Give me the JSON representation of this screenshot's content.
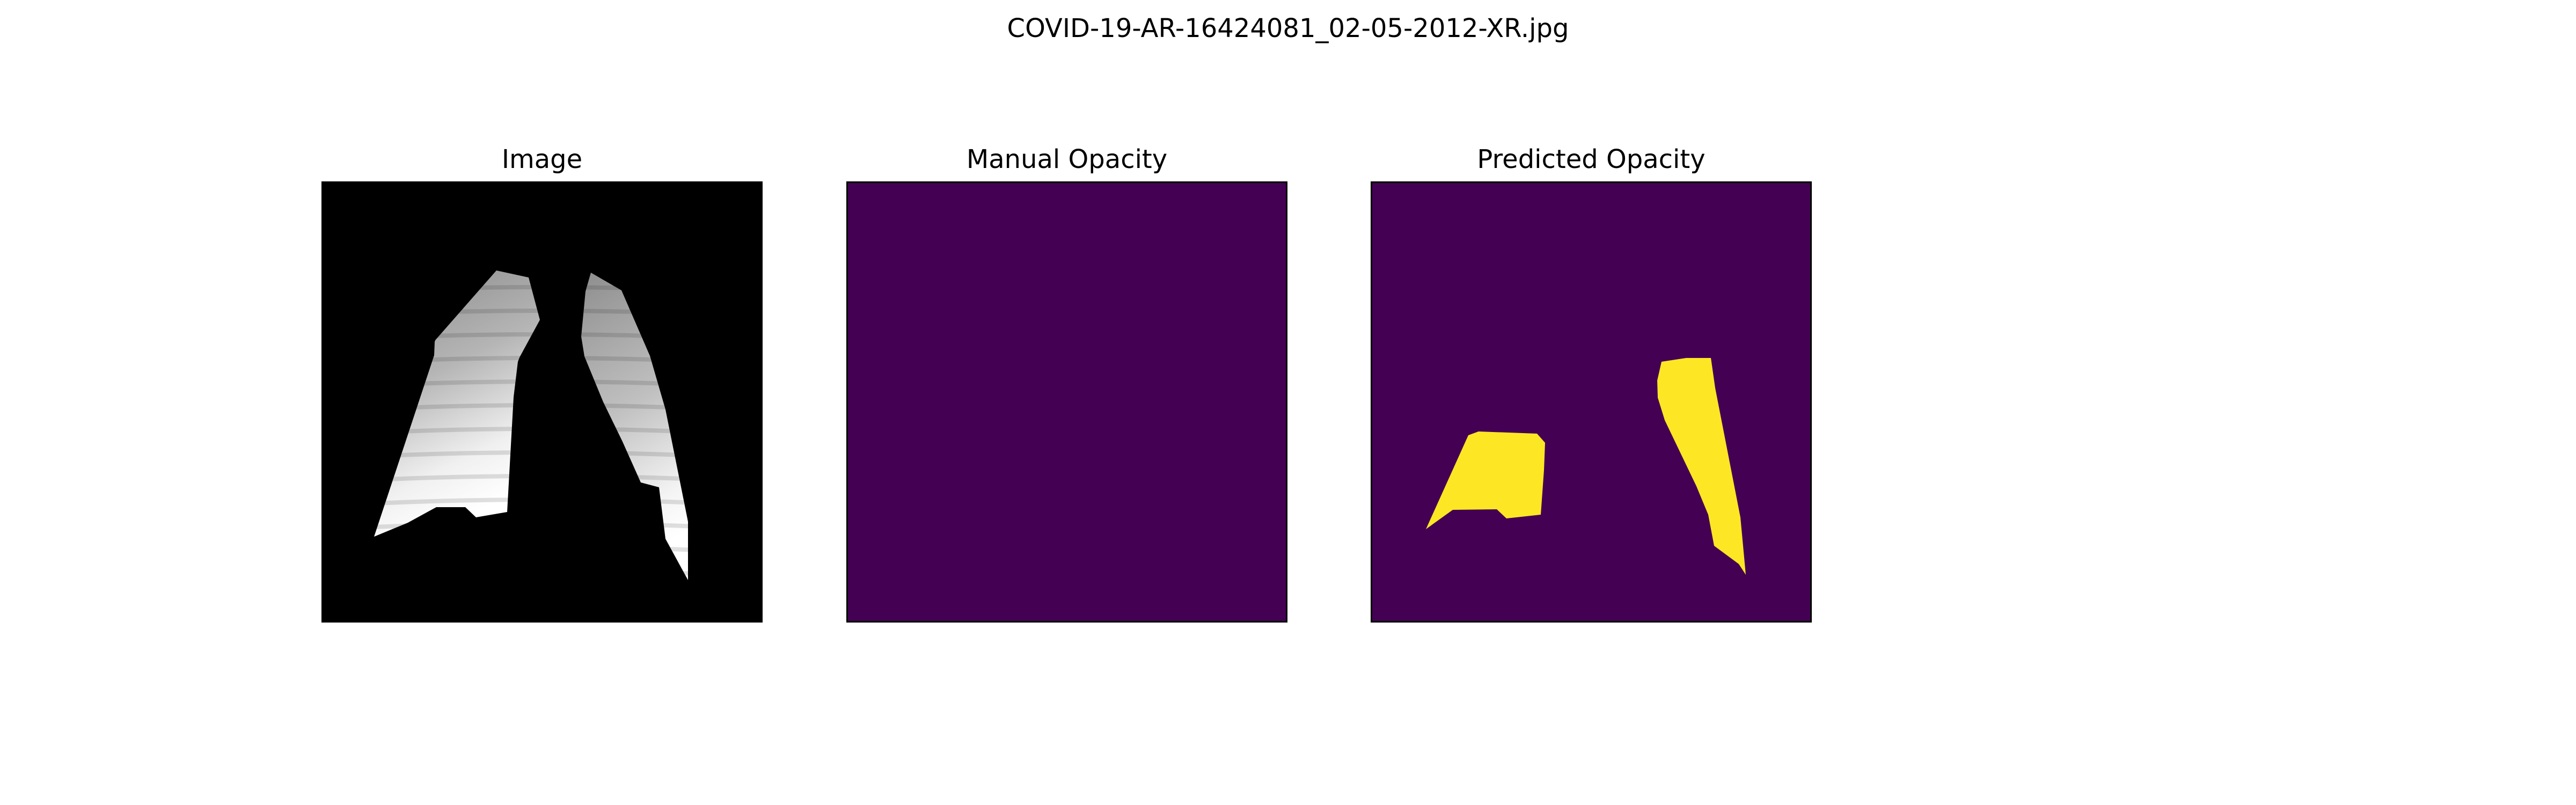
{
  "figure": {
    "title": "COVID-19-AR-16424081_02-05-2012-XR.jpg"
  },
  "panels": [
    {
      "title": "Image",
      "content": "chest x-ray, lungs segmented on black background",
      "colormap": "gray"
    },
    {
      "title": "Manual Opacity",
      "content": "empty mask",
      "colormap": "viridis"
    },
    {
      "title": "Predicted Opacity",
      "content": "mask with two opacity regions",
      "colormap": "viridis"
    }
  ],
  "colors": {
    "background": "#000000",
    "mask_background": "#440154",
    "mask_foreground": "#fde725",
    "frame": "#000000"
  }
}
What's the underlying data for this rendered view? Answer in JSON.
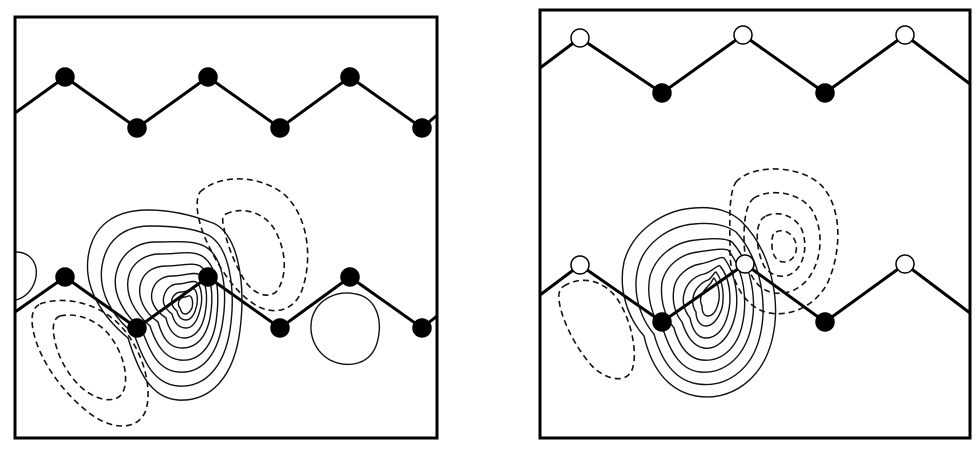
{
  "panels": [
    {
      "id": "left",
      "atom_types": [
        "filled",
        "filled",
        "filled",
        "filled",
        "filled",
        "filled",
        "filled",
        "filled",
        "filled",
        "filled",
        "filled",
        "filled"
      ],
      "colors": {
        "atom": "#000000",
        "bond": "#000000",
        "contour": "#111111"
      }
    },
    {
      "id": "right",
      "atom_types": [
        "open",
        "open",
        "open",
        "filled",
        "filled",
        "open",
        "open",
        "open",
        "filled",
        "filled"
      ],
      "colors": {
        "atom": "#000000",
        "open_atom": "#ffffff",
        "bond": "#000000",
        "contour": "#111111"
      }
    }
  ]
}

- - - - -

| Task directions |
Take the line that contains "What's the underlying" and every line after it to the end of the records above; quote them exactly, leaving out the pictures.

| Answer to this exercise |
What's the underlying data for this rendered view? Answer in JSON.
{
  "panels": [
    {
      "id": "left",
      "atom_types": [
        "filled",
        "filled",
        "filled",
        "filled",
        "filled",
        "filled",
        "filled",
        "filled",
        "filled",
        "filled",
        "filled",
        "filled"
      ],
      "colors": {
        "atom": "#000000",
        "bond": "#000000",
        "contour": "#111111"
      }
    },
    {
      "id": "right",
      "atom_types": [
        "open",
        "open",
        "open",
        "filled",
        "filled",
        "open",
        "open",
        "open",
        "filled",
        "filled"
      ],
      "colors": {
        "atom": "#000000",
        "open_atom": "#ffffff",
        "bond": "#000000",
        "contour": "#111111"
      }
    }
  ]
}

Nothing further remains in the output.